--- SET TASK ---
Repeat the records exactly. Every line must match.

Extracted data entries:
....

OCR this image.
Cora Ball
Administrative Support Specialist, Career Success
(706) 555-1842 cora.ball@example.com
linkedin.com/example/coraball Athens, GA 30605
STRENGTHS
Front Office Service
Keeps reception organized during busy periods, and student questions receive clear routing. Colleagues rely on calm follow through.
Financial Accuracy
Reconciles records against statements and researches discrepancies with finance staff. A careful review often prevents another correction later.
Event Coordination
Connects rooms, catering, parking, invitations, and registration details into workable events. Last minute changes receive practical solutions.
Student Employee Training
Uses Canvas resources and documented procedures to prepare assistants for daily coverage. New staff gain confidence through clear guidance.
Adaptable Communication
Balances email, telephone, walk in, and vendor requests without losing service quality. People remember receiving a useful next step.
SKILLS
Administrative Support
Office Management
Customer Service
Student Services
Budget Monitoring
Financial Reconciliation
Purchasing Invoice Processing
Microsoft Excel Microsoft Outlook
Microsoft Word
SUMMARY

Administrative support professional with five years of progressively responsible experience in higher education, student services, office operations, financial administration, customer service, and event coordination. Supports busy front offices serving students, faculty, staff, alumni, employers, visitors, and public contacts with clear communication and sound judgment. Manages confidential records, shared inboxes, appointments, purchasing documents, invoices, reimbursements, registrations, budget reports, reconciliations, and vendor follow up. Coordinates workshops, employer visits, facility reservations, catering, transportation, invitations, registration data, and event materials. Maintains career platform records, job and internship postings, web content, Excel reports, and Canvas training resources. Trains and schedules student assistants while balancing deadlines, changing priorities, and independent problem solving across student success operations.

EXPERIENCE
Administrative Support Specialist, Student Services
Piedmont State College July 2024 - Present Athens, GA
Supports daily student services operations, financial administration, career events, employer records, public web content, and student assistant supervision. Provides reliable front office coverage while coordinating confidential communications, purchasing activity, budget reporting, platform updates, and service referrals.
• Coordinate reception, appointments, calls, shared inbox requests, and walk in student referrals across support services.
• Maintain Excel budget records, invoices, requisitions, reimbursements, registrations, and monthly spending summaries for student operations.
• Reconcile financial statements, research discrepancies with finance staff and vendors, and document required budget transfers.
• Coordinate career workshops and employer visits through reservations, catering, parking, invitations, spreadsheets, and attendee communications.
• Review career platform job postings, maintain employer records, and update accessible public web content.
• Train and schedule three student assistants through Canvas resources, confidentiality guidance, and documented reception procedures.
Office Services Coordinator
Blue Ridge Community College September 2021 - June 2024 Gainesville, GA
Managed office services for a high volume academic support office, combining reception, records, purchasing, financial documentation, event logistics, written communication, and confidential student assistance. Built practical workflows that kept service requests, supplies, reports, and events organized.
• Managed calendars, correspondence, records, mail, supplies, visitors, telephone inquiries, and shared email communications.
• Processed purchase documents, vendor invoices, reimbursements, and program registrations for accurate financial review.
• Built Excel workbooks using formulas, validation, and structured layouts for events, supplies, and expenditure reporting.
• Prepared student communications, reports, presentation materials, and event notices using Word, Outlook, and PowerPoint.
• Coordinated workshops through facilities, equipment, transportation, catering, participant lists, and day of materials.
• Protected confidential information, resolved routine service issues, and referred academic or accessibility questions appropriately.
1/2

....

--- RESPONSE TO THE TASK ---
OCR this image.
Cora Ball
Administrative Support Specialist, Career Success
(706) 555-1842 cora.ball@example.com
linkedin.com/example/coraball Athens, GA 30605
STRENGTHS
Front Office Service
Keeps reception organized during busy periods, and student questions receive clear routing. Colleagues rely on calm follow through.
Financial Accuracy
Reconciles records against statements and researches discrepancies with finance staff. A careful review often prevents another correction later.
Event Coordination
Connects rooms, catering, parking, invitations, and registration details into workable events. Last minute changes receive practical solutions.
Student Employee Training
Uses Canvas resources and documented procedures to prepare assistants for daily coverage. New staff gain confidence through clear guidance.
Adaptable Communication
Balances email, telephone, walk in, and vendor requests without losing service quality. People remember receiving a useful next step.
SKILLS
Administrative Support
Office Management
Customer Service
Student Services
Budget Monitoring
Financial Reconciliation
Purchasing Invoice Processing
Microsoft Excel Microsoft Outlook
Microsoft Word
SUMMARY

Administrative support professional with five years of progressively responsible experience in higher education, student services, office operations, financial administration, customer service, and event coordination. Supports busy front offices serving students, faculty, staff, alumni, employers, visitors, and public contacts with clear communication and sound judgment. Manages confidential records, shared inboxes, appointments, purchasing documents, invoices, reimbursements, registrations, budget reports, reconciliations, and vendor follow up. Coordinates workshops, employer visits, facility reservations, catering, transportation, invitations, registration data, and event materials. Maintains career platform records, job and internship postings, web content, Excel reports, and Canvas training resources. Trains and schedules student assistants while balancing deadlines, changing priorities, and independent problem solving across student success operations.

EXPERIENCE
Administrative Support Specialist, Student Services
Piedmont State College July 2024 - Present Athens, GA
Supports daily student services operations, financial administration, career events, employer records, public web content, and student assistant supervision. Provides reliable front office coverage while coordinating confidential communications, purchasing activity, budget reporting, platform updates, and service referrals.
• Coordinate reception, appointments, calls, shared inbox requests, and walk in student referrals across support services.
• Maintain Excel budget records, invoices, requisitions, reimbursements, registrations, and monthly spending summaries for student operations.
• Reconcile financial statements, research discrepancies with finance staff and vendors, and document required budget transfers.
• Coordinate career workshops and employer visits through reservations, catering, parking, invitations, spreadsheets, and attendee communications.
• Review career platform job postings, maintain employer records, and update accessible public web content.
• Train and schedule three student assistants through Canvas resources, confidentiality guidance, and documented reception procedures.
Office Services Coordinator
Blue Ridge Community College September 2021 - June 2024 Gainesville, GA
Managed office services for a high volume academic support office, combining reception, records, purchasing, financial documentation, event logistics, written communication, and confidential student assistance. Built practical workflows that kept service requests, supplies, reports, and events organized.
• Managed calendars, correspondence, records, mail, supplies, visitors, telephone inquiries, and shared email communications.
• Processed purchase documents, vendor invoices, reimbursements, and program registrations for accurate financial review.
• Built Excel workbooks using formulas, validation, and structured layouts for events, supplies, and expenditure reporting.
• Prepared student communications, reports, presentation materials, and event notices using Word, Outlook, and PowerPoint.
• Coordinated workshops through facilities, equipment, transportation, catering, participant lists, and day of materials.
• Protected confidential information, resolved routine service issues, and referred academic or accessibility questions appropriately.
1/2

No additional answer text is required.